Objectif visé ▸ Renommez « data-point-marker » en « point-marker » dans toutes les entrées ci-dessous et reproduisez-les en laissant le reste des lignes inchangé.

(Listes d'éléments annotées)
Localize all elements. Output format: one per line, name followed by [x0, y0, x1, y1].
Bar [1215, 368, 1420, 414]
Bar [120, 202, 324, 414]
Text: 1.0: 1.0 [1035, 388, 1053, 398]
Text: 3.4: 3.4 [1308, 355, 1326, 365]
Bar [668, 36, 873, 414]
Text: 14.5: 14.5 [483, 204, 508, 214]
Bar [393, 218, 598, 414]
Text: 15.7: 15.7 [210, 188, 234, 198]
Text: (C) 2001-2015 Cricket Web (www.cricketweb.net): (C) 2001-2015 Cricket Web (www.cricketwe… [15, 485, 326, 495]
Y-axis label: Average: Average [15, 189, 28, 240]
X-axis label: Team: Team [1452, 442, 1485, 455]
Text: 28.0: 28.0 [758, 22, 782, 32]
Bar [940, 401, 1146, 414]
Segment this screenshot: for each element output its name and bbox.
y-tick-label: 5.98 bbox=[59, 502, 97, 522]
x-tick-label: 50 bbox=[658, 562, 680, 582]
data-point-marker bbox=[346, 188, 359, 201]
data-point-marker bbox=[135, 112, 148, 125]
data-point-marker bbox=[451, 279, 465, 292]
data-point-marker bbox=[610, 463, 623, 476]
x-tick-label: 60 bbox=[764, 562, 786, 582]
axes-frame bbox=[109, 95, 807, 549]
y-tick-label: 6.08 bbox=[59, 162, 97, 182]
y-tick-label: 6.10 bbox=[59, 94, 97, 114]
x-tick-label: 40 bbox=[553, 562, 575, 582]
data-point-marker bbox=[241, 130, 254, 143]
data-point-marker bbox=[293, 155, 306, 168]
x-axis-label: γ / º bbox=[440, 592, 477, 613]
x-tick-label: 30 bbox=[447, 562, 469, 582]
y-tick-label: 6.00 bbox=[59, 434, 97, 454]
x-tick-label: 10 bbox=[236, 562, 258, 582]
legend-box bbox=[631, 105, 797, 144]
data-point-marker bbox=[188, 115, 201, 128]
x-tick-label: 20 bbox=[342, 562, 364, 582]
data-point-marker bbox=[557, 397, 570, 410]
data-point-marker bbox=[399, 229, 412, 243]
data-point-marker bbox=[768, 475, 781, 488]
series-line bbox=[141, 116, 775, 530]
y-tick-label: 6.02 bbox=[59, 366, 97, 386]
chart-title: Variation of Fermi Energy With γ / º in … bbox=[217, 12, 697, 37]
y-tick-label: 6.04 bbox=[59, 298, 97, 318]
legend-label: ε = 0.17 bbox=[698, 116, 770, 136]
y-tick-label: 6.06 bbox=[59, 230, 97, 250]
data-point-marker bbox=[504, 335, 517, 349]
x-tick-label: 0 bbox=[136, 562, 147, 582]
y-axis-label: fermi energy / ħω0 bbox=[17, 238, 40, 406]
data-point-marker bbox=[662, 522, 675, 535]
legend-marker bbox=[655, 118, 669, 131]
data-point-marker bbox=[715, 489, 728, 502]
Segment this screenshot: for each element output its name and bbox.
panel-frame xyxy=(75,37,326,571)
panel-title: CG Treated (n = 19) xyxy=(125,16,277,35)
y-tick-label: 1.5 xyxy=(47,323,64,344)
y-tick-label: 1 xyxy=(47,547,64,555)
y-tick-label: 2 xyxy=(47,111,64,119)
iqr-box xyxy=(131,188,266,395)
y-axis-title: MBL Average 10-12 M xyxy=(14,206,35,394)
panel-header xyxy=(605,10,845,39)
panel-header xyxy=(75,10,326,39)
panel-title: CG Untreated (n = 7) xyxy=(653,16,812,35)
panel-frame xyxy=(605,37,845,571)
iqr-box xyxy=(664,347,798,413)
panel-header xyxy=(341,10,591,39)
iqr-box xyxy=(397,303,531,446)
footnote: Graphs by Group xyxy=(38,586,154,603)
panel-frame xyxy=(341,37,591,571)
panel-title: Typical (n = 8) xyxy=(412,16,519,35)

Solution proposée ▸
Localize all elements. Output format: one per line, name followed by [x0, y0, x1, y1].
Bar [1215, 368, 1420, 414]
Bar [120, 202, 324, 414]
Text: 1.0: 1.0 [1035, 388, 1053, 398]
Text: 3.4: 3.4 [1308, 355, 1326, 365]
Bar [668, 36, 873, 414]
Text: 14.5: 14.5 [483, 204, 508, 214]
Bar [393, 218, 598, 414]
Text: 15.7: 15.7 [210, 188, 234, 198]
Text: (C) 2001-2015 Cricket Web (www.cricketweb.net): (C) 2001-2015 Cricket Web (www.cricketwe… [15, 485, 326, 495]
Y-axis label: Average: Average [15, 189, 28, 240]
X-axis label: Team: Team [1452, 442, 1485, 455]
Text: 28.0: 28.0 [758, 22, 782, 32]
Bar [940, 401, 1146, 414]
Segment this screenshot: for each element output its name and bbox.
y-tick-label: 5.98 bbox=[59, 502, 97, 522]
x-tick-label: 50 bbox=[658, 562, 680, 582]
point-marker bbox=[346, 188, 359, 201]
point-marker bbox=[135, 112, 148, 125]
point-marker bbox=[451, 279, 465, 292]
point-marker bbox=[610, 463, 623, 476]
x-tick-label: 60 bbox=[764, 562, 786, 582]
axes-frame bbox=[109, 95, 807, 549]
y-tick-label: 6.08 bbox=[59, 162, 97, 182]
y-tick-label: 6.10 bbox=[59, 94, 97, 114]
x-tick-label: 40 bbox=[553, 562, 575, 582]
point-marker bbox=[241, 130, 254, 143]
point-marker bbox=[293, 155, 306, 168]
x-axis-label: γ / º bbox=[440, 592, 477, 613]
x-tick-label: 30 bbox=[447, 562, 469, 582]
y-tick-label: 6.00 bbox=[59, 434, 97, 454]
x-tick-label: 10 bbox=[236, 562, 258, 582]
legend-box bbox=[631, 105, 797, 144]
point-marker bbox=[188, 115, 201, 128]
x-tick-label: 20 bbox=[342, 562, 364, 582]
point-marker bbox=[557, 397, 570, 410]
point-marker bbox=[399, 229, 412, 243]
point-marker bbox=[768, 475, 781, 488]
series-line bbox=[141, 116, 775, 530]
y-tick-label: 6.02 bbox=[59, 366, 97, 386]
chart-title: Variation of Fermi Energy With γ / º in … bbox=[217, 12, 697, 37]
y-tick-label: 6.04 bbox=[59, 298, 97, 318]
legend-label: ε = 0.17 bbox=[698, 116, 770, 136]
y-tick-label: 6.06 bbox=[59, 230, 97, 250]
point-marker bbox=[504, 335, 517, 349]
x-tick-label: 0 bbox=[136, 562, 147, 582]
y-axis-label: fermi energy / ħω0 bbox=[17, 238, 40, 406]
point-marker bbox=[662, 522, 675, 535]
legend-marker bbox=[655, 118, 669, 131]
point-marker bbox=[715, 489, 728, 502]
Segment this screenshot: for each element output its name and bbox.
panel-frame xyxy=(75,37,326,571)
panel-title: CG Treated (n = 19) xyxy=(125,16,277,35)
y-tick-label: 1.5 xyxy=(47,323,64,344)
y-tick-label: 1 xyxy=(47,547,64,555)
y-tick-label: 2 xyxy=(47,111,64,119)
iqr-box xyxy=(131,188,266,395)
y-axis-title: MBL Average 10-12 M xyxy=(14,206,35,394)
panel-header xyxy=(605,10,845,39)
panel-header xyxy=(75,10,326,39)
panel-title: CG Untreated (n = 7) xyxy=(653,16,812,35)
panel-frame xyxy=(605,37,845,571)
iqr-box xyxy=(664,347,798,413)
panel-header xyxy=(341,10,591,39)
iqr-box xyxy=(397,303,531,446)
footnote: Graphs by Group xyxy=(38,586,154,603)
panel-frame xyxy=(341,37,591,571)
panel-title: Typical (n = 8) xyxy=(412,16,519,35)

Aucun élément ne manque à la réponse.